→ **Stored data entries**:
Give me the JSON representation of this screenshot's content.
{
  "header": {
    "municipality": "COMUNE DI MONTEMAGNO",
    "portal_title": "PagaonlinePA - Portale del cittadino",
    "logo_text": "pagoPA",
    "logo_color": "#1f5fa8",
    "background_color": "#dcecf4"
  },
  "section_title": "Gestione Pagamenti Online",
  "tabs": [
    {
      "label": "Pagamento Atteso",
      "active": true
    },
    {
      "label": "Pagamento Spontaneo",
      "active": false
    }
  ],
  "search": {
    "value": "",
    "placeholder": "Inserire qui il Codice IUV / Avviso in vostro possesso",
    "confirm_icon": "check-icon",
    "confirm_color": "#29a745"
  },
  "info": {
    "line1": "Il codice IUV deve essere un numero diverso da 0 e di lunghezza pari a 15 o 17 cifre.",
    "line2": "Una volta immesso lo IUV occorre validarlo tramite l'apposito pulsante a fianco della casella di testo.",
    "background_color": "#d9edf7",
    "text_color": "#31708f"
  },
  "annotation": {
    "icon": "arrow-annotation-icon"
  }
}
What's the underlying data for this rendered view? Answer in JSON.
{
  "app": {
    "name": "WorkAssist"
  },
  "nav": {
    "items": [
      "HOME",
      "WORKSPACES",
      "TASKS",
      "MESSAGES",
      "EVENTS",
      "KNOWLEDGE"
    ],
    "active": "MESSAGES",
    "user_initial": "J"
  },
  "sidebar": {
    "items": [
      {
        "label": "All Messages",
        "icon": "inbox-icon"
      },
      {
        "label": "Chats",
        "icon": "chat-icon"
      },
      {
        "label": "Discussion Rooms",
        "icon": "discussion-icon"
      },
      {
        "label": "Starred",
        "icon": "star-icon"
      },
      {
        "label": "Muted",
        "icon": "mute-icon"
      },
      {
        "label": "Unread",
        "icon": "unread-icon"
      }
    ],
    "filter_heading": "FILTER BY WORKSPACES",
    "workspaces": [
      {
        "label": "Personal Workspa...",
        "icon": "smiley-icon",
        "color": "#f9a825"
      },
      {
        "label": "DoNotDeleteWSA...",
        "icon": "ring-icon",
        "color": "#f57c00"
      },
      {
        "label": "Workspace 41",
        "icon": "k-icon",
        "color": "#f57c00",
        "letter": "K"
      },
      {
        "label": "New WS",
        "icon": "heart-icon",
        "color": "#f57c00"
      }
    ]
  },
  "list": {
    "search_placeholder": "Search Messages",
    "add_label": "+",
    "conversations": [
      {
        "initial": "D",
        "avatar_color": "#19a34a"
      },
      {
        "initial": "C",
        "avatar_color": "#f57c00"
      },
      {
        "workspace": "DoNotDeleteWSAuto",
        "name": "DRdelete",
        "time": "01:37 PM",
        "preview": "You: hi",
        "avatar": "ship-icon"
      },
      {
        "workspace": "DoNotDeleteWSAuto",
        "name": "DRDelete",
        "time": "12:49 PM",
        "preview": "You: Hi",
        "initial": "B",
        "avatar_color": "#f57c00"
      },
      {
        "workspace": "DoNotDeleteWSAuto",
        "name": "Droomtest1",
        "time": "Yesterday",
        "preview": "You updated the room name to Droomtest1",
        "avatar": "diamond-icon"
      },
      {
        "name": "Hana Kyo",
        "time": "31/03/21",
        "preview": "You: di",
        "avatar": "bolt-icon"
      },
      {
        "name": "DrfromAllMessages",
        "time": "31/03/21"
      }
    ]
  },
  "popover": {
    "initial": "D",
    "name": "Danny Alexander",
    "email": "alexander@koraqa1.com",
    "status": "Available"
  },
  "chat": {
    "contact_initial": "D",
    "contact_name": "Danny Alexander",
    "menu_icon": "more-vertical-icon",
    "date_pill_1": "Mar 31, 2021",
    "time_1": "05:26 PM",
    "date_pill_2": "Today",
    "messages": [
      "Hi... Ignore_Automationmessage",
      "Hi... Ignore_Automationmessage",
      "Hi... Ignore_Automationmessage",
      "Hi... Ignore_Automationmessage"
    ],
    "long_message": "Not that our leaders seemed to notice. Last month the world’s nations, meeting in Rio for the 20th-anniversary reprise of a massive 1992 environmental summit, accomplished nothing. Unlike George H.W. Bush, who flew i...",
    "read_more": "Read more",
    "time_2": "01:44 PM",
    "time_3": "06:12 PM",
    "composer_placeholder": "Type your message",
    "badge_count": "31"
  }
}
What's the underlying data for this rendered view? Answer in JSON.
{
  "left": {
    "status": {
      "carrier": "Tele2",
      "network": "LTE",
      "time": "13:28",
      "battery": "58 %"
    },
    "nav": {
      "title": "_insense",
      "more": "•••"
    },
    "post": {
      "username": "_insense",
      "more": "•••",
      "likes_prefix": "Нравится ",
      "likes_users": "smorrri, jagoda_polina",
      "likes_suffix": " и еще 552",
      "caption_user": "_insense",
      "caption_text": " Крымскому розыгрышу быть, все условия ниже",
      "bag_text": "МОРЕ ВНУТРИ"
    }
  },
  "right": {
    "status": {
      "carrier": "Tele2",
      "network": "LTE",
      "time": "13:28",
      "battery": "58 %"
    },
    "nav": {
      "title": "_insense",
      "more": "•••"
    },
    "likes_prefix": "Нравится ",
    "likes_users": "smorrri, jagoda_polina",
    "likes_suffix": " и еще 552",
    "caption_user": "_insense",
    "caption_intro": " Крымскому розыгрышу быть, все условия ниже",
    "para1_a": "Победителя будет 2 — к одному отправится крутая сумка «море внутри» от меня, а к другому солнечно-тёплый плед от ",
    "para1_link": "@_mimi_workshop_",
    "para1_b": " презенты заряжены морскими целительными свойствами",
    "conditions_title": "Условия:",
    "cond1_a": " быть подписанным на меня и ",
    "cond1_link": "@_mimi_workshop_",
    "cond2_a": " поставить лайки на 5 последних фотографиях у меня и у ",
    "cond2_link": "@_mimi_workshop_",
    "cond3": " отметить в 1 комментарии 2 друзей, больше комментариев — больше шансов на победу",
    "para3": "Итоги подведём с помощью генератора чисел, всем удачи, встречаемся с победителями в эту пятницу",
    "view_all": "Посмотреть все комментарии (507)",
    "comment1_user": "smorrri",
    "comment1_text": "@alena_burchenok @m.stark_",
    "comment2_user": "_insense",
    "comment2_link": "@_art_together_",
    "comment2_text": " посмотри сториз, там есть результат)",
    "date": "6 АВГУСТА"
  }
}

→ **SHORT EXERCISE**: Write out all the data again, exactly as it appears.

→ **THE REPLY**:
Give me the JSON representation of this screenshot's content.
{
  "header": {
    "municipality": "COMUNE DI MONTEMAGNO",
    "portal_title": "PagaonlinePA - Portale del cittadino",
    "logo_text": "pagoPA",
    "logo_color": "#1f5fa8",
    "background_color": "#dcecf4"
  },
  "section_title": "Gestione Pagamenti Online",
  "tabs": [
    {
      "label": "Pagamento Atteso",
      "active": true
    },
    {
      "label": "Pagamento Spontaneo",
      "active": false
    }
  ],
  "search": {
    "value": "",
    "placeholder": "Inserire qui il Codice IUV / Avviso in vostro possesso",
    "confirm_icon": "check-icon",
    "confirm_color": "#29a745"
  },
  "info": {
    "line1": "Il codice IUV deve essere un numero diverso da 0 e di lunghezza pari a 15 o 17 cifre.",
    "line2": "Una volta immesso lo IUV occorre validarlo tramite l'apposito pulsante a fianco della casella di testo.",
    "background_color": "#d9edf7",
    "text_color": "#31708f"
  },
  "annotation": {
    "icon": "arrow-annotation-icon"
  }
}
What's the underlying data for this rendered view? Answer in JSON.
{
  "app": {
    "name": "WorkAssist"
  },
  "nav": {
    "items": [
      "HOME",
      "WORKSPACES",
      "TASKS",
      "MESSAGES",
      "EVENTS",
      "KNOWLEDGE"
    ],
    "active": "MESSAGES",
    "user_initial": "J"
  },
  "sidebar": {
    "items": [
      {
        "label": "All Messages",
        "icon": "inbox-icon"
      },
      {
        "label": "Chats",
        "icon": "chat-icon"
      },
      {
        "label": "Discussion Rooms",
        "icon": "discussion-icon"
      },
      {
        "label": "Starred",
        "icon": "star-icon"
      },
      {
        "label": "Muted",
        "icon": "mute-icon"
      },
      {
        "label": "Unread",
        "icon": "unread-icon"
      }
    ],
    "filter_heading": "FILTER BY WORKSPACES",
    "workspaces": [
      {
        "label": "Personal Workspa...",
        "icon": "smiley-icon",
        "color": "#f9a825"
      },
      {
        "label": "DoNotDeleteWSA...",
        "icon": "ring-icon",
        "color": "#f57c00"
      },
      {
        "label": "Workspace 41",
        "icon": "k-icon",
        "color": "#f57c00",
        "letter": "K"
      },
      {
        "label": "New WS",
        "icon": "heart-icon",
        "color": "#f57c00"
      }
    ]
  },
  "list": {
    "search_placeholder": "Search Messages",
    "add_label": "+",
    "conversations": [
      {
        "initial": "D",
        "avatar_color": "#19a34a"
      },
      {
        "initial": "C",
        "avatar_color": "#f57c00"
      },
      {
        "workspace": "DoNotDeleteWSAuto",
        "name": "DRdelete",
        "time": "01:37 PM",
        "preview": "You: hi",
        "avatar": "ship-icon"
      },
      {
        "workspace": "DoNotDeleteWSAuto",
        "name": "DRDelete",
        "time": "12:49 PM",
        "preview": "You: Hi",
        "initial": "B",
        "avatar_color": "#f57c00"
      },
      {
        "workspace": "DoNotDeleteWSAuto",
        "name": "Droomtest1",
        "time": "Yesterday",
        "preview": "You updated the room name to Droomtest1",
        "avatar": "diamond-icon"
      },
      {
        "name": "Hana Kyo",
        "time": "31/03/21",
        "preview": "You: di",
        "avatar": "bolt-icon"
      },
      {
        "name": "DrfromAllMessages",
        "time": "31/03/21"
      }
    ]
  },
  "popover": {
    "initial": "D",
    "name": "Danny Alexander",
    "email": "alexander@koraqa1.com",
    "status": "Available"
  },
  "chat": {
    "contact_initial": "D",
    "contact_name": "Danny Alexander",
    "menu_icon": "more-vertical-icon",
    "date_pill_1": "Mar 31, 2021",
    "time_1": "05:26 PM",
    "date_pill_2": "Today",
    "messages": [
      "Hi... Ignore_Automationmessage",
      "Hi... Ignore_Automationmessage",
      "Hi... Ignore_Automationmessage",
      "Hi... Ignore_Automationmessage"
    ],
    "long_message": "Not that our leaders seemed to notice. Last month the world’s nations, meeting in Rio for the 20th-anniversary reprise of a massive 1992 environmental summit, accomplished nothing. Unlike George H.W. Bush, who flew i...",
    "read_more": "Read more",
    "time_2": "01:44 PM",
    "time_3": "06:12 PM",
    "composer_placeholder": "Type your message",
    "badge_count": "31"
  }
}
What's the underlying data for this rendered view? Answer in JSON.
{
  "left": {
    "status": {
      "carrier": "Tele2",
      "network": "LTE",
      "time": "13:28",
      "battery": "58 %"
    },
    "nav": {
      "title": "_insense",
      "more": "•••"
    },
    "post": {
      "username": "_insense",
      "more": "•••",
      "likes_prefix": "Нравится ",
      "likes_users": "smorrri, jagoda_polina",
      "likes_suffix": " и еще 552",
      "caption_user": "_insense",
      "caption_text": " Крымскому розыгрышу быть, все условия ниже",
      "bag_text": "МОРЕ ВНУТРИ"
    }
  },
  "right": {
    "status": {
      "carrier": "Tele2",
      "network": "LTE",
      "time": "13:28",
      "battery": "58 %"
    },
    "nav": {
      "title": "_insense",
      "more": "•••"
    },
    "likes_prefix": "Нравится ",
    "likes_users": "smorrri, jagoda_polina",
    "likes_suffix": " и еще 552",
    "caption_user": "_insense",
    "caption_intro": " Крымскому розыгрышу быть, все условия ниже",
    "para1_a": "Победителя будет 2 — к одному отправится крутая сумка «море внутри» от меня, а к другому солнечно-тёплый плед от ",
    "para1_link": "@_mimi_workshop_",
    "para1_b": " презенты заряжены морскими целительными свойствами",
    "conditions_title": "Условия:",
    "cond1_a": " быть подписанным на меня и ",
    "cond1_link": "@_mimi_workshop_",
    "cond2_a": " поставить лайки на 5 последних фотографиях у меня и у ",
    "cond2_link": "@_mimi_workshop_",
    "cond3": " отметить в 1 комментарии 2 друзей, больше комментариев — больше шансов на победу",
    "para3": "Итоги подведём с помощью генератора чисел, всем удачи, встречаемся с победителями в эту пятницу",
    "view_all": "Посмотреть все комментарии (507)",
    "comment1_user": "smorrri",
    "comment1_text": "@alena_burchenok @m.stark_",
    "comment2_user": "_insense",
    "comment2_link": "@_art_together_",
    "comment2_text": " посмотри сториз, там есть результат)",
    "date": "6 АВГУСТА"
  }
}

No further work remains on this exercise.